§ Given problem:
Which lines in the material below contain the word "ctrl"? Copy each of them.
******
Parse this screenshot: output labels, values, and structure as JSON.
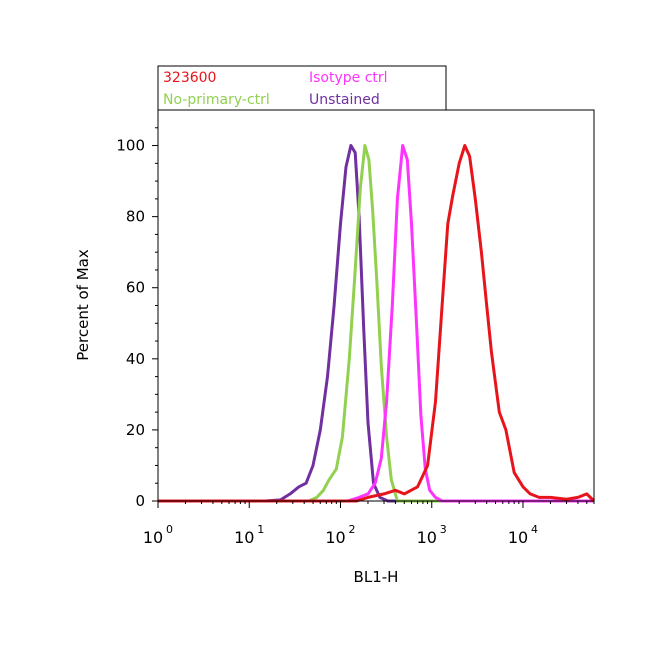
{
  "chart_data": {
    "type": "line",
    "title": "",
    "xlabel": "BL1-H",
    "ylabel": "Percent of Max",
    "x_scale": "log",
    "xlim": [
      1,
      60000
    ],
    "ylim": [
      0,
      110
    ],
    "grid": false,
    "legend_position": "top-left (above plot)",
    "x_ticks": [
      {
        "value": 1,
        "base": "10",
        "exp": "0"
      },
      {
        "value": 10,
        "base": "10",
        "exp": "1"
      },
      {
        "value": 100,
        "base": "10",
        "exp": "2"
      },
      {
        "value": 1000,
        "base": "10",
        "exp": "3"
      },
      {
        "value": 10000,
        "base": "10",
        "exp": "4"
      }
    ],
    "y_ticks": [
      0,
      20,
      40,
      60,
      80,
      100
    ],
    "series": [
      {
        "name": "Unstained",
        "color": "#7030a0",
        "x": [
          1,
          15,
          22,
          28,
          35,
          42,
          50,
          60,
          72,
          85,
          100,
          115,
          130,
          145,
          160,
          180,
          200,
          230,
          270,
          330,
          500,
          60000
        ],
        "y": [
          0,
          0,
          0.3,
          2,
          4,
          5,
          10,
          20,
          35,
          55,
          78,
          94,
          100,
          98,
          80,
          48,
          22,
          5,
          1,
          0,
          0,
          0
        ]
      },
      {
        "name": "No-primary-ctrl",
        "color": "#92d050",
        "x": [
          1,
          45,
          55,
          65,
          75,
          90,
          105,
          125,
          145,
          165,
          185,
          205,
          225,
          250,
          280,
          320,
          360,
          420,
          60000
        ],
        "y": [
          0,
          0,
          1,
          3,
          6,
          9,
          18,
          40,
          65,
          88,
          100,
          96,
          82,
          62,
          38,
          18,
          6,
          0,
          0
        ]
      },
      {
        "name": "Isotype ctrl",
        "color": "#ff33ff",
        "x": [
          1,
          120,
          160,
          200,
          240,
          280,
          320,
          370,
          420,
          480,
          540,
          600,
          680,
          760,
          850,
          950,
          1100,
          1300,
          60000
        ],
        "y": [
          0,
          0,
          1,
          2,
          5,
          12,
          28,
          55,
          85,
          100,
          96,
          78,
          50,
          24,
          9,
          3,
          1,
          0,
          0
        ]
      },
      {
        "name": "323600",
        "color": "#e8141b",
        "x": [
          1,
          150,
          200,
          300,
          400,
          500,
          700,
          900,
          1100,
          1300,
          1500,
          1700,
          2000,
          2300,
          2600,
          3000,
          3500,
          4000,
          4500,
          5500,
          6500,
          8000,
          10000,
          12000,
          15000,
          20000,
          30000,
          40000,
          50000,
          60000
        ],
        "y": [
          0,
          0,
          1,
          2,
          3,
          2,
          4,
          10,
          28,
          55,
          78,
          86,
          95,
          100,
          97,
          85,
          70,
          55,
          42,
          25,
          20,
          8,
          4,
          2,
          1,
          1,
          0.5,
          1,
          2,
          0
        ]
      }
    ]
  },
  "legend": {
    "items": [
      {
        "label": "323600",
        "color": "#e8141b"
      },
      {
        "label": "Isotype ctrl",
        "color": "#ff33ff"
      },
      {
        "label": "No-primary-ctrl",
        "color": "#92d050"
      },
      {
        "label": "Unstained",
        "color": "#7030a0"
      }
    ]
  }
}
******
§ Exercise output:
        "name": "No-primary-ctrl",
        "name": "Isotype ctrl",
        "label": "Isotype ctrl",
        "label": "No-primary-ctrl",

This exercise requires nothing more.